** BEGIN PROVIDED DATA **
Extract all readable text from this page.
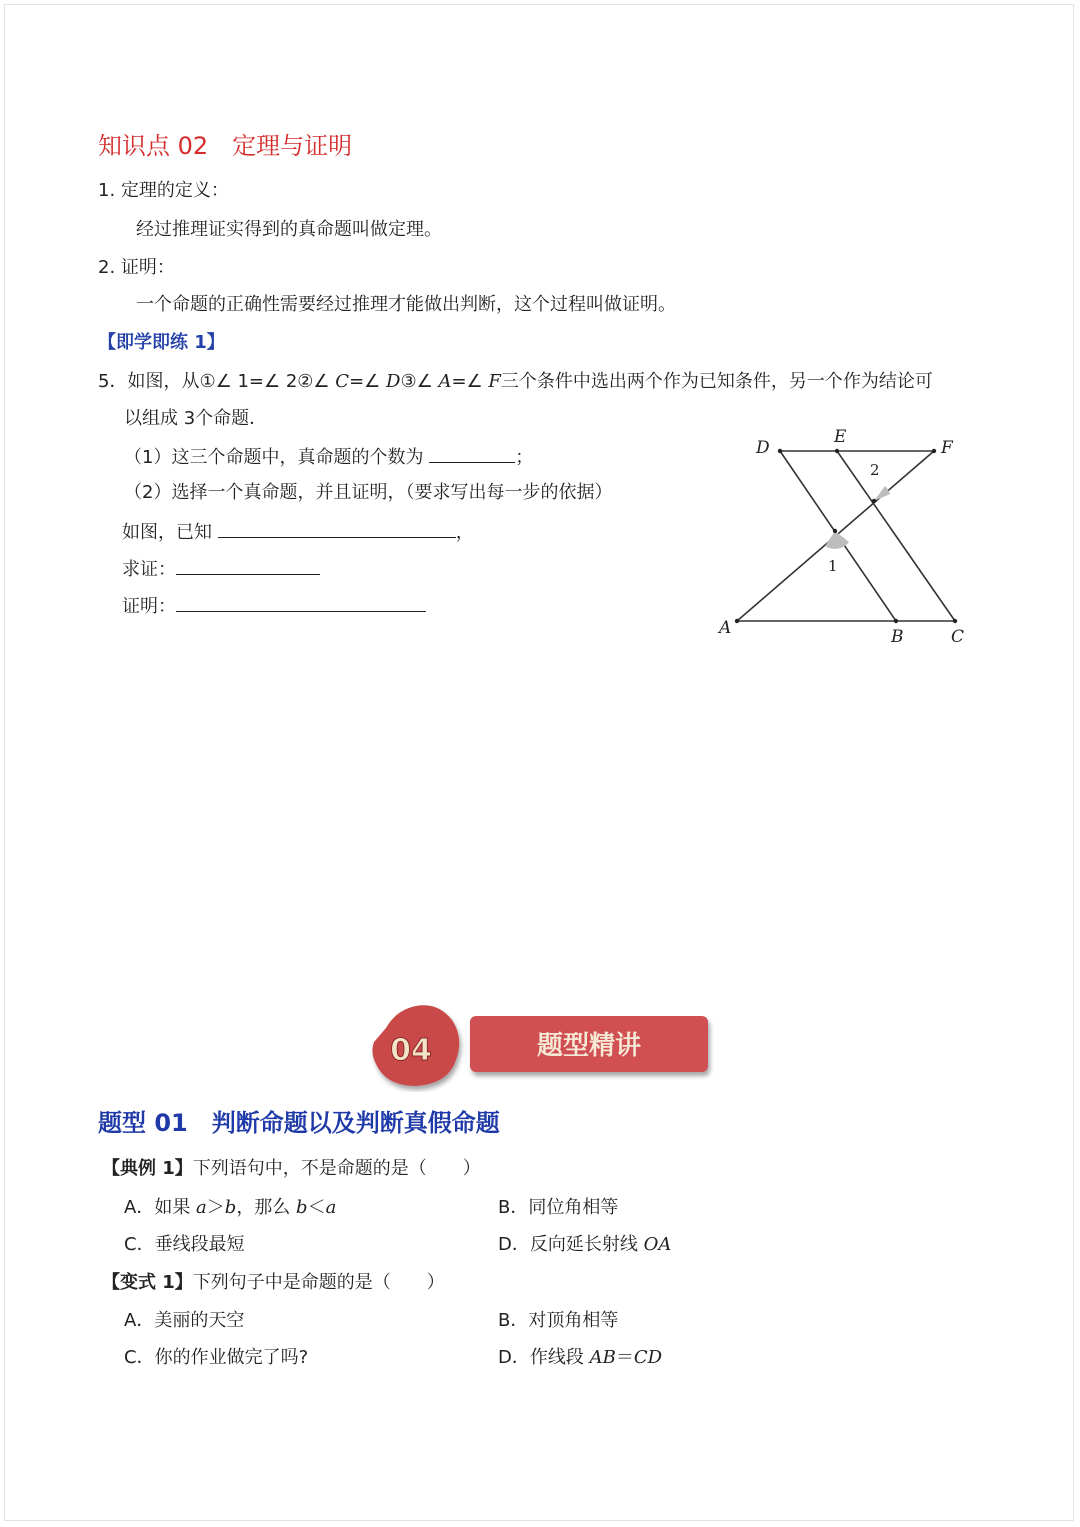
知识点 02 定理与证明
1. 定理的定义：
经过推理证实得到的真命题叫做定理。
2. 证明：
一个命题的正确性需要经过推理才能做出判断，这个过程叫做证明。
【即学即练 1】
5．如图，从①∠ 1=∠ 2②∠ C=∠ D③∠ A=∠ F三个条件中选出两个作为已知条件，另一个作为结论可
以组成 3个命题．
（1）这三个命题中，真命题的个数为	；
（2）选择一个真命题，并且证明，（要求写出每一步的依据）
如图，已知	，
求证：
证明：
D
E
F
A	B	C
1
2
04	题型精讲
题型 01 判断命题以及判断真假命题
【典例 1】下列语句中，不是命题的是（　　）
A．如果 a＞b，那么 b＜a	B．同位角相等
C．垂线段最短	D．反向延长射线 OA
【变式 1】下列句子中是命题的是（　　）
A．美丽的天空	B．对顶角相等
C．你的作业做完了吗?	D．作线段 AB＝CD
** END PROVIDED DATA **
> **TASK INSTRUCTIONS**: Output the records above exactly as they are, leaving out the pictures.

> **OUTPUT FOR THIS EXERCISE**:
Extract all readable text from this page.
知识点 02 定理与证明
1. 定理的定义：
经过推理证实得到的真命题叫做定理。
2. 证明：
一个命题的正确性需要经过推理才能做出判断，这个过程叫做证明。
【即学即练 1】
5．如图，从①∠ 1=∠ 2②∠ C=∠ D③∠ A=∠ F三个条件中选出两个作为已知条件，另一个作为结论可
以组成 3个命题．
（1）这三个命题中，真命题的个数为	；
（2）选择一个真命题，并且证明，（要求写出每一步的依据）
如图，已知	，
求证：
证明：
D
E
F
A	B	C
1
2
04	题型精讲
题型 01 判断命题以及判断真假命题
【典例 1】下列语句中，不是命题的是（　　）
A．如果 a＞b，那么 b＜a	B．同位角相等
C．垂线段最短	D．反向延长射线 OA
【变式 1】下列句子中是命题的是（　　）
A．美丽的天空	B．对顶角相等
C．你的作业做完了吗?	D．作线段 AB＝CD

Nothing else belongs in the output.